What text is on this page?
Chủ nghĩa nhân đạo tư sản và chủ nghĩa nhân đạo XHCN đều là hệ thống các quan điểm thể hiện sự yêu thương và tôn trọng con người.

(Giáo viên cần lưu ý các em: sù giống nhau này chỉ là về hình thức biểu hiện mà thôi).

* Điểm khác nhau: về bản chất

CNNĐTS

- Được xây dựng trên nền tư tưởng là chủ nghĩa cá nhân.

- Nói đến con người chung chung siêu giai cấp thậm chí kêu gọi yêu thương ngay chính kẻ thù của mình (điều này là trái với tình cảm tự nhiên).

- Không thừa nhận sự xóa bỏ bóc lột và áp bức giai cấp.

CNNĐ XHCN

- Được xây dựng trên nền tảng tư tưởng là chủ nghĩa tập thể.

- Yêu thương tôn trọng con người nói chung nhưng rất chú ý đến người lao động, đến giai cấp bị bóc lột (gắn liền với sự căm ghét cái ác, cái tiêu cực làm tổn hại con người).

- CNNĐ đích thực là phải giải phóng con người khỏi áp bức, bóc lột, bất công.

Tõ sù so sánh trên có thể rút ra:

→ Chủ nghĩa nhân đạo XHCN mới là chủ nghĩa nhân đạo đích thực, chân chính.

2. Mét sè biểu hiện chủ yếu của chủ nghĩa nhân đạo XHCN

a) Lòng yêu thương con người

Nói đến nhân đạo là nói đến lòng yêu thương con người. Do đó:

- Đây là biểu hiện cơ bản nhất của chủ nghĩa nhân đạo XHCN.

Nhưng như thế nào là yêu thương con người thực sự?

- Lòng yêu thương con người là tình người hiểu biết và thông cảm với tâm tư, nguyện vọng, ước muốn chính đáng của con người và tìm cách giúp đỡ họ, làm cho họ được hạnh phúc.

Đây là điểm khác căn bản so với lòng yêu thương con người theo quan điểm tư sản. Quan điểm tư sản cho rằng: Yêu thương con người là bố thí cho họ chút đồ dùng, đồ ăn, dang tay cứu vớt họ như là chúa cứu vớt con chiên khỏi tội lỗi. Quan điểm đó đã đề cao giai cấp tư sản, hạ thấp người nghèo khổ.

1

### WHAT YOU HAVE TO DO
Keep only those lines of the records that hold "nghĩa", and return them.

### TASK OUTPUT
Chủ nghĩa nhân đạo tư sản và chủ nghĩa nhân đạo XHCN đều là hệ thống các quan điểm thể hiện sự yêu thương và tôn trọng con người.
- Được xây dựng trên nền tư tưởng là chủ nghĩa cá nhân.
- Được xây dựng trên nền tảng tư tưởng là chủ nghĩa tập thể.
→ Chủ nghĩa nhân đạo XHCN mới là chủ nghĩa nhân đạo đích thực, chân chính.
2. Mét sè biểu hiện chủ yếu của chủ nghĩa nhân đạo XHCN
- Đây là biểu hiện cơ bản nhất của chủ nghĩa nhân đạo XHCN.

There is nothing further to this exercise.